===== Record excerpts
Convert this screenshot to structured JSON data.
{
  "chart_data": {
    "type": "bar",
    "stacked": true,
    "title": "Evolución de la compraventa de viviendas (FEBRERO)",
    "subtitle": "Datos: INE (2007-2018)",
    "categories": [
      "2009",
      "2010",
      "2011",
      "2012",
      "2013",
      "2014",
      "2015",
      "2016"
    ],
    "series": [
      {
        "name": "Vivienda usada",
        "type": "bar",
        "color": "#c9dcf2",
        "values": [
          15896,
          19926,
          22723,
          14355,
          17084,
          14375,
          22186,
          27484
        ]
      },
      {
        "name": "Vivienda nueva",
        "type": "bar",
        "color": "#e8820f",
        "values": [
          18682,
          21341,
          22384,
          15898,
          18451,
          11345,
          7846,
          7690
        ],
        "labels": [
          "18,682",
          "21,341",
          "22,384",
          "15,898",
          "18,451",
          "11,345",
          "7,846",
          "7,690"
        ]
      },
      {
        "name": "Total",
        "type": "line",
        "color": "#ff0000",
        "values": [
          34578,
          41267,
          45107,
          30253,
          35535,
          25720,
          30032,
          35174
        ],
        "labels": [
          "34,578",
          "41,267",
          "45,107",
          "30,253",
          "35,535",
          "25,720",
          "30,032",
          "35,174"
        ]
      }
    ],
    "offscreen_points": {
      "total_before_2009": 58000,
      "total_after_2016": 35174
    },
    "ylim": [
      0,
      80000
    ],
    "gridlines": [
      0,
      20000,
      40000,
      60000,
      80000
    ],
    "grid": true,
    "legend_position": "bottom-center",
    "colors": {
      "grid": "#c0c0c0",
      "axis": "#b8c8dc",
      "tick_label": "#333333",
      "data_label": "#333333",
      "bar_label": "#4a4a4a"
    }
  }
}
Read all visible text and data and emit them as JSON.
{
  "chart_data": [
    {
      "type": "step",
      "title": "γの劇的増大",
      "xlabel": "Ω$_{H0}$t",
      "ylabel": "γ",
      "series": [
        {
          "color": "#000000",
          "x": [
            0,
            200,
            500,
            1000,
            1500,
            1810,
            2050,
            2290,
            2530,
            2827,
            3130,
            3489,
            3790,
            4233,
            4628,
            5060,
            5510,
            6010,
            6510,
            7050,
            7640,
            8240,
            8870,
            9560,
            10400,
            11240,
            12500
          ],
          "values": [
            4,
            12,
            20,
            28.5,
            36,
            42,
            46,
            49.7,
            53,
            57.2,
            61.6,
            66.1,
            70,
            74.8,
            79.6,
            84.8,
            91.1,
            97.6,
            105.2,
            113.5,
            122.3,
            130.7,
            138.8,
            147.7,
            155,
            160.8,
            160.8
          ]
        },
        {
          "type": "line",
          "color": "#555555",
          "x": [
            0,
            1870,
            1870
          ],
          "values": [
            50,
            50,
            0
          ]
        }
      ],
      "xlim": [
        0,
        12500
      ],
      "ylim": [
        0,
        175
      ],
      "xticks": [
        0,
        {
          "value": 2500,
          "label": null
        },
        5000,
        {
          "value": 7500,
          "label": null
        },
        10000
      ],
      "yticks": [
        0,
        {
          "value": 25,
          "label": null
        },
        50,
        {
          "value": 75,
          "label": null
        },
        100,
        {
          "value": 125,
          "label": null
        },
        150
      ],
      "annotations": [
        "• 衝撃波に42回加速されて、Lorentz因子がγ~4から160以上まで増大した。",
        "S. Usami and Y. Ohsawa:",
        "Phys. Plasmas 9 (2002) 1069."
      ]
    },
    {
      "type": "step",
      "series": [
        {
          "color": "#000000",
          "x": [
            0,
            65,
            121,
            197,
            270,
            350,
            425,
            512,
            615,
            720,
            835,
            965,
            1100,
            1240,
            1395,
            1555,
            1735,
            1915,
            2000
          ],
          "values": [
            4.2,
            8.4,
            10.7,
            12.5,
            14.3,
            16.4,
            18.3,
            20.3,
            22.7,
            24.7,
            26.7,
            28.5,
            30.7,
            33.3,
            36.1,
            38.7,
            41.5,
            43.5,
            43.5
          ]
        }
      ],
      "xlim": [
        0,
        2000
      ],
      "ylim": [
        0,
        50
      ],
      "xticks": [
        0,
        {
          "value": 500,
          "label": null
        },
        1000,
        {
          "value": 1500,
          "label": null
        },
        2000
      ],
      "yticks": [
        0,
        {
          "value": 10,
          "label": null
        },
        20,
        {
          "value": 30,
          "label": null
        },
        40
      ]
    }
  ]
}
==========
* _To be done_
Report the number of lines containing the string "JSON" and add nothing to it.

* _Reply_
2